Records from a collection:
Begin

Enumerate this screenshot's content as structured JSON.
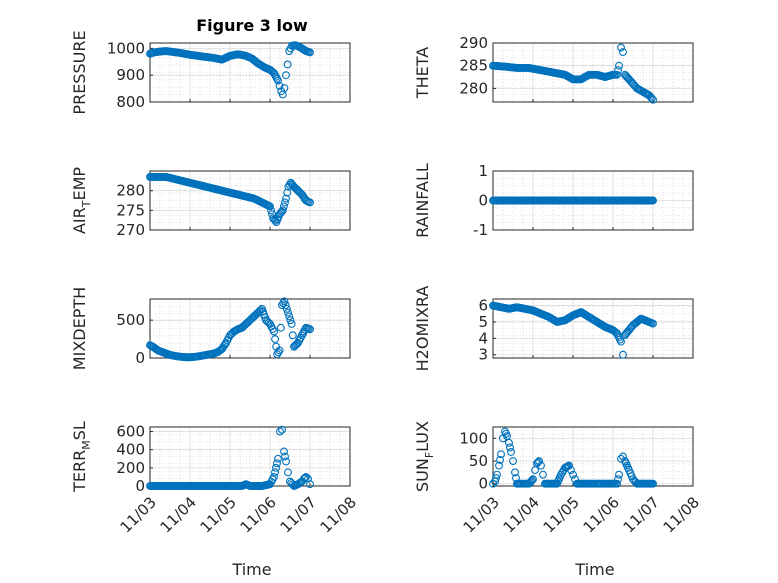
{
  "figure": {
    "title": "Figure 3 low",
    "x_axis_label": "Time",
    "x_tick_labels": [
      "11/03",
      "11/04",
      "11/05",
      "11/06",
      "11/07",
      "11/08"
    ]
  },
  "chart_data": [
    {
      "type": "scatter",
      "title": "Figure 3 low",
      "ylabel": "PRESSURE",
      "xlabel": "",
      "ylim": [
        800,
        1020
      ],
      "yticks": [
        "800",
        "900",
        "1000"
      ],
      "grid": true,
      "marker_color": "#0072bd",
      "x": [
        3.0,
        3.1,
        3.25,
        3.4,
        3.6,
        3.8,
        4.0,
        4.2,
        4.4,
        4.6,
        4.8,
        5.0,
        5.2,
        5.4,
        5.55,
        5.7,
        5.85,
        6.0,
        6.1,
        6.2,
        6.24,
        6.28,
        6.32,
        6.36,
        6.4,
        6.44,
        6.48,
        6.55,
        6.62,
        6.7,
        6.8,
        6.9,
        7.0
      ],
      "y": [
        980,
        985,
        988,
        990,
        986,
        982,
        976,
        972,
        968,
        964,
        958,
        972,
        978,
        972,
        962,
        944,
        930,
        920,
        908,
        880,
        860,
        840,
        828,
        852,
        900,
        940,
        990,
        1010,
        1012,
        1008,
        1000,
        990,
        985
      ]
    },
    {
      "type": "scatter",
      "title": "",
      "ylabel": "THETA",
      "xlabel": "",
      "ylim": [
        277,
        290
      ],
      "yticks": [
        "280",
        "285",
        "290"
      ],
      "grid": true,
      "marker_color": "#0072bd",
      "x": [
        3.0,
        3.3,
        3.6,
        3.9,
        4.2,
        4.5,
        4.8,
        5.0,
        5.2,
        5.4,
        5.6,
        5.8,
        6.0,
        6.1,
        6.15,
        6.2,
        6.25,
        6.3,
        6.4,
        6.5,
        6.6,
        6.7,
        6.8,
        6.9,
        7.0
      ],
      "y": [
        285,
        284.8,
        284.5,
        284.5,
        284,
        283.5,
        283,
        282,
        282,
        283,
        283,
        282.5,
        283,
        283,
        285,
        289,
        288,
        283,
        282,
        281,
        280,
        279.5,
        279,
        278.5,
        277.5
      ]
    },
    {
      "type": "scatter",
      "title": "",
      "ylabel": "AIR",
      "ylabel_sub": "T",
      "ylabel_suffix": "EMP",
      "xlabel": "",
      "ylim": [
        270,
        285
      ],
      "yticks": [
        "270",
        "275",
        "280"
      ],
      "grid": true,
      "marker_color": "#0072bd",
      "x": [
        3.0,
        3.2,
        3.4,
        3.6,
        3.8,
        4.0,
        4.2,
        4.4,
        4.6,
        4.8,
        5.0,
        5.2,
        5.4,
        5.6,
        5.8,
        6.0,
        6.08,
        6.16,
        6.24,
        6.32,
        6.4,
        6.46,
        6.52,
        6.6,
        6.7,
        6.8,
        6.9,
        7.0
      ],
      "y": [
        283.5,
        283.5,
        283.5,
        283,
        282.5,
        282,
        281.5,
        281,
        280.5,
        280,
        279.5,
        279,
        278.5,
        278,
        277,
        276,
        273,
        272,
        274,
        275,
        278,
        281,
        282,
        281,
        280,
        279,
        277.5,
        277
      ]
    },
    {
      "type": "scatter",
      "title": "",
      "ylabel": "RAINFALL",
      "xlabel": "",
      "ylim": [
        -1,
        1
      ],
      "yticks": [
        "-1",
        "0",
        "1"
      ],
      "grid": true,
      "marker_color": "#0072bd",
      "x": [
        3.0,
        3.5,
        4.0,
        4.5,
        5.0,
        5.5,
        6.0,
        6.5,
        7.0
      ],
      "y": [
        0,
        0,
        0,
        0,
        0,
        0,
        0,
        0,
        0
      ]
    },
    {
      "type": "scatter",
      "title": "",
      "ylabel": "MIXDEPTH",
      "xlabel": "",
      "ylim": [
        0,
        780
      ],
      "yticks": [
        "0",
        "500"
      ],
      "grid": true,
      "marker_color": "#0072bd",
      "x": [
        3.0,
        3.1,
        3.2,
        3.3,
        3.4,
        3.5,
        3.6,
        3.7,
        3.8,
        3.9,
        4.0,
        4.1,
        4.2,
        4.3,
        4.4,
        4.5,
        4.6,
        4.7,
        4.8,
        4.9,
        5.0,
        5.1,
        5.2,
        5.3,
        5.4,
        5.5,
        5.6,
        5.7,
        5.8,
        5.9,
        6.0,
        6.1,
        6.18,
        6.24,
        6.3,
        6.36,
        6.42,
        6.48,
        6.54,
        6.6,
        6.7,
        6.8,
        6.9,
        7.0
      ],
      "y": [
        170,
        140,
        100,
        80,
        60,
        40,
        30,
        20,
        15,
        10,
        10,
        15,
        20,
        30,
        40,
        50,
        60,
        80,
        120,
        200,
        300,
        350,
        380,
        400,
        450,
        500,
        550,
        600,
        650,
        500,
        450,
        350,
        50,
        100,
        700,
        750,
        650,
        550,
        450,
        150,
        200,
        300,
        400,
        380
      ]
    },
    {
      "type": "scatter",
      "title": "",
      "ylabel": "H2OMIXRA",
      "xlabel": "",
      "ylim": [
        2.8,
        6.4
      ],
      "yticks": [
        "3",
        "4",
        "5",
        "6"
      ],
      "grid": true,
      "marker_color": "#0072bd",
      "x": [
        3.0,
        3.2,
        3.4,
        3.6,
        3.8,
        4.0,
        4.2,
        4.4,
        4.6,
        4.8,
        5.0,
        5.2,
        5.4,
        5.6,
        5.8,
        6.0,
        6.1,
        6.2,
        6.25,
        6.3,
        6.4,
        6.5,
        6.6,
        6.7,
        6.8,
        6.9,
        7.0
      ],
      "y": [
        6,
        5.9,
        5.8,
        5.9,
        5.8,
        5.7,
        5.5,
        5.3,
        5.0,
        5.1,
        5.4,
        5.6,
        5.3,
        5.0,
        4.7,
        4.5,
        4.3,
        3.8,
        3.0,
        4.2,
        4.5,
        4.8,
        5.0,
        5.2,
        5.1,
        5.0,
        4.9
      ]
    },
    {
      "type": "scatter",
      "title": "",
      "ylabel": "TERR",
      "ylabel_sub": "M",
      "ylabel_suffix": "SL",
      "xlabel": "Time",
      "ylim": [
        0,
        650
      ],
      "yticks": [
        "0",
        "200",
        "400",
        "600"
      ],
      "grid": true,
      "marker_color": "#0072bd",
      "x": [
        3.0,
        3.5,
        4.0,
        4.5,
        5.0,
        5.3,
        5.4,
        5.5,
        5.6,
        5.8,
        6.0,
        6.1,
        6.2,
        6.25,
        6.3,
        6.35,
        6.4,
        6.45,
        6.5,
        6.6,
        6.7,
        6.8,
        6.85,
        6.9,
        6.95,
        7.0
      ],
      "y": [
        0,
        0,
        0,
        0,
        0,
        0,
        20,
        0,
        0,
        0,
        20,
        100,
        300,
        600,
        620,
        380,
        270,
        150,
        50,
        0,
        20,
        50,
        80,
        100,
        80,
        20
      ]
    },
    {
      "type": "scatter",
      "title": "",
      "ylabel": "SUN",
      "ylabel_sub": "F",
      "ylabel_suffix": "LUX",
      "xlabel": "Time",
      "ylim": [
        -5,
        125
      ],
      "yticks": [
        "0",
        "50",
        "100"
      ],
      "grid": true,
      "marker_color": "#0072bd",
      "x": [
        3.0,
        3.05,
        3.1,
        3.15,
        3.2,
        3.25,
        3.3,
        3.35,
        3.4,
        3.45,
        3.5,
        3.55,
        3.6,
        3.7,
        3.8,
        3.9,
        4.0,
        4.05,
        4.1,
        4.15,
        4.2,
        4.25,
        4.3,
        4.4,
        4.6,
        4.7,
        4.8,
        4.9,
        4.95,
        5.0,
        5.05,
        5.1,
        5.2,
        5.4,
        5.5,
        5.6,
        5.7,
        5.8,
        6.0,
        6.1,
        6.15,
        6.2,
        6.25,
        6.3,
        6.4,
        6.5,
        6.6,
        6.8,
        7.0
      ],
      "y": [
        0,
        5,
        20,
        40,
        65,
        100,
        115,
        105,
        90,
        70,
        50,
        25,
        0,
        0,
        0,
        0,
        10,
        30,
        45,
        50,
        40,
        20,
        0,
        0,
        0,
        20,
        35,
        40,
        30,
        20,
        10,
        0,
        0,
        0,
        0,
        0,
        0,
        0,
        0,
        0,
        20,
        55,
        60,
        50,
        30,
        10,
        0,
        0,
        0
      ]
    }
  ]
}
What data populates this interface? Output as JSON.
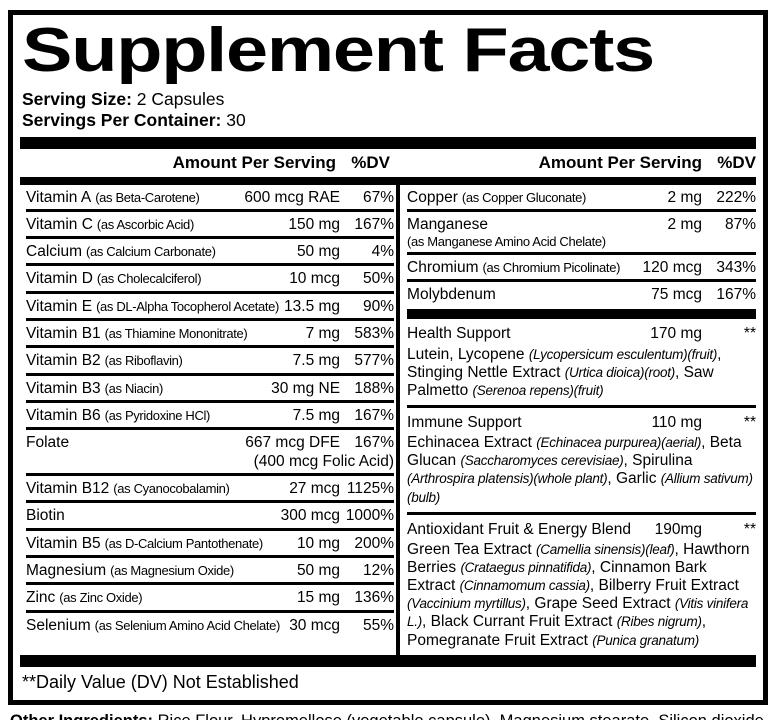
{
  "colors": {
    "ink": "#000000",
    "background": "#ffffff"
  },
  "title": "Supplement Facts",
  "serving": {
    "size_label": "Serving Size:",
    "size_value": "2 Capsules",
    "per_container_label": "Servings Per Container:",
    "per_container_value": "30"
  },
  "columns": {
    "header_amount": "Amount Per Serving",
    "header_dv": "%DV"
  },
  "left_rows": [
    {
      "name": "Vitamin A",
      "qualifier": "(as Beta-Carotene)",
      "amount": "600 mcg RAE",
      "dv": "67%"
    },
    {
      "name": "Vitamin C",
      "qualifier": "(as Ascorbic Acid)",
      "amount": "150 mg",
      "dv": "167%"
    },
    {
      "name": "Calcium",
      "qualifier": "(as Calcium Carbonate)",
      "amount": "50 mg",
      "dv": "4%"
    },
    {
      "name": "Vitamin D",
      "qualifier": "(as Cholecalciferol)",
      "amount": "10 mcg",
      "dv": "50%"
    },
    {
      "name": "Vitamin E",
      "qualifier": "(as DL-Alpha Tocopherol Acetate)",
      "amount": "13.5 mg",
      "dv": "90%"
    },
    {
      "name": "Vitamin B1",
      "qualifier": "(as Thiamine Mononitrate)",
      "amount": "7 mg",
      "dv": "583%"
    },
    {
      "name": "Vitamin B2",
      "qualifier": "(as Riboflavin)",
      "amount": "7.5 mg",
      "dv": "577%"
    },
    {
      "name": "Vitamin B3",
      "qualifier": "(as Niacin)",
      "amount": "30 mg NE",
      "dv": "188%"
    },
    {
      "name": "Vitamin B6",
      "qualifier": "(as Pyridoxine HCl)",
      "amount": "7.5 mg",
      "dv": "167%"
    },
    {
      "name": "Folate",
      "qualifier": "",
      "amount": "667 mcg DFE",
      "amount2": "(400 mcg Folic Acid)",
      "dv": "167%"
    },
    {
      "name": "Vitamin B12",
      "qualifier": "(as Cyanocobalamin)",
      "amount": "27 mcg",
      "dv": "1125%"
    },
    {
      "name": "Biotin",
      "qualifier": "",
      "amount": "300 mcg",
      "dv": "1000%"
    },
    {
      "name": "Vitamin B5",
      "qualifier": "(as D-Calcium Pantothenate)",
      "amount": "10 mg",
      "dv": "200%"
    },
    {
      "name": "Magnesium",
      "qualifier": "(as Magnesium Oxide)",
      "amount": "50 mg",
      "dv": "12%"
    },
    {
      "name": "Zinc",
      "qualifier": "(as Zinc Oxide)",
      "amount": "15 mg",
      "dv": "136%"
    },
    {
      "name": "Selenium",
      "qualifier": "(as Selenium Amino Acid Chelate)",
      "amount": "30 mcg",
      "dv": "55%"
    }
  ],
  "right_rows": [
    {
      "name": "Copper",
      "qualifier": "(as Copper Gluconate)",
      "amount": "2 mg",
      "dv": "222%"
    },
    {
      "name": "Manganese",
      "qualifier": "(as Manganese Amino Acid Chelate)",
      "amount": "2 mg",
      "dv": "87%"
    },
    {
      "name": "Chromium",
      "qualifier": "(as Chromium Picolinate)",
      "amount": "120 mcg",
      "dv": "343%"
    },
    {
      "name": "Molybdenum",
      "qualifier": "",
      "amount": "75 mcg",
      "dv": "167%"
    }
  ],
  "blends": [
    {
      "name": "Health Support",
      "amount": "170 mg",
      "dv": "**",
      "desc": [
        {
          "t": "Lutein, Lycopene ",
          "i": false
        },
        {
          "t": "(Lycopersicum esculentum)(fruit)",
          "i": true
        },
        {
          "t": ", Stinging Nettle Extract ",
          "i": false
        },
        {
          "t": "(Urtica dioica)(root)",
          "i": true
        },
        {
          "t": ", Saw Palmetto ",
          "i": false
        },
        {
          "t": "(Serenoa repens)(fruit)",
          "i": true
        }
      ]
    },
    {
      "name": "Immune Support",
      "amount": "110 mg",
      "dv": "**",
      "desc": [
        {
          "t": "Echinacea Extract ",
          "i": false
        },
        {
          "t": "(Echinacea purpurea)(aerial)",
          "i": true
        },
        {
          "t": ", Beta Glucan ",
          "i": false
        },
        {
          "t": "(Saccharomyces cerevisiae)",
          "i": true
        },
        {
          "t": ", Spirulina ",
          "i": false
        },
        {
          "t": "(Arthrospira platensis)(whole plant)",
          "i": true
        },
        {
          "t": ", Garlic ",
          "i": false
        },
        {
          "t": "(Allium sativum)(bulb)",
          "i": true
        }
      ]
    },
    {
      "name": "Antioxidant Fruit & Energy Blend",
      "amount": "190mg",
      "dv": "**",
      "desc": [
        {
          "t": "Green Tea Extract ",
          "i": false
        },
        {
          "t": "(Camellia sinensis)(leaf)",
          "i": true
        },
        {
          "t": ", Hawthorn Berries ",
          "i": false
        },
        {
          "t": "(Crataegus pinnatifida)",
          "i": true
        },
        {
          "t": ", Cinnamon Bark Extract ",
          "i": false
        },
        {
          "t": "(Cinnamomum cassia)",
          "i": true
        },
        {
          "t": ", Bilberry Fruit Extract ",
          "i": false
        },
        {
          "t": "(Vaccinium myrtillus)",
          "i": true
        },
        {
          "t": ", Grape Seed Extract ",
          "i": false
        },
        {
          "t": "(Vitis vinifera L.)",
          "i": true
        },
        {
          "t": ", Black Currant Fruit Extract ",
          "i": false
        },
        {
          "t": "(Ribes nigrum)",
          "i": true
        },
        {
          "t": ", Pomegranate Fruit Extract ",
          "i": false
        },
        {
          "t": "(Punica granatum)",
          "i": true
        }
      ]
    }
  ],
  "footnote": "**Daily Value (DV) Not Established",
  "other_ingredients": {
    "label": "Other Ingredients:",
    "text": "Rice Flour, Hypromellose (vegetable capsule), Magnesium stearate, Silicon dioxide."
  }
}
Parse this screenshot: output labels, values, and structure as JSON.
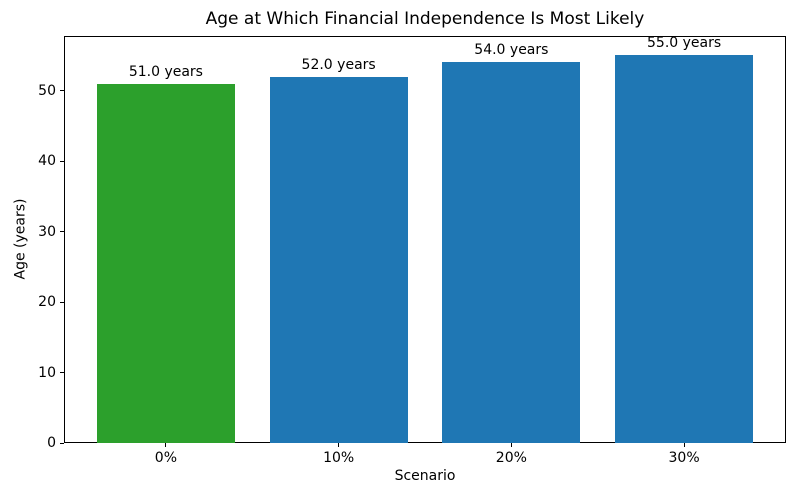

End

INSTRUCTION: Look above for every line with the word "Echinacea" and copy it.

SOLUTION BELOW:
          "t": "Echinacea Extract ",
          "t": "(Echinacea purpurea)(aerial)",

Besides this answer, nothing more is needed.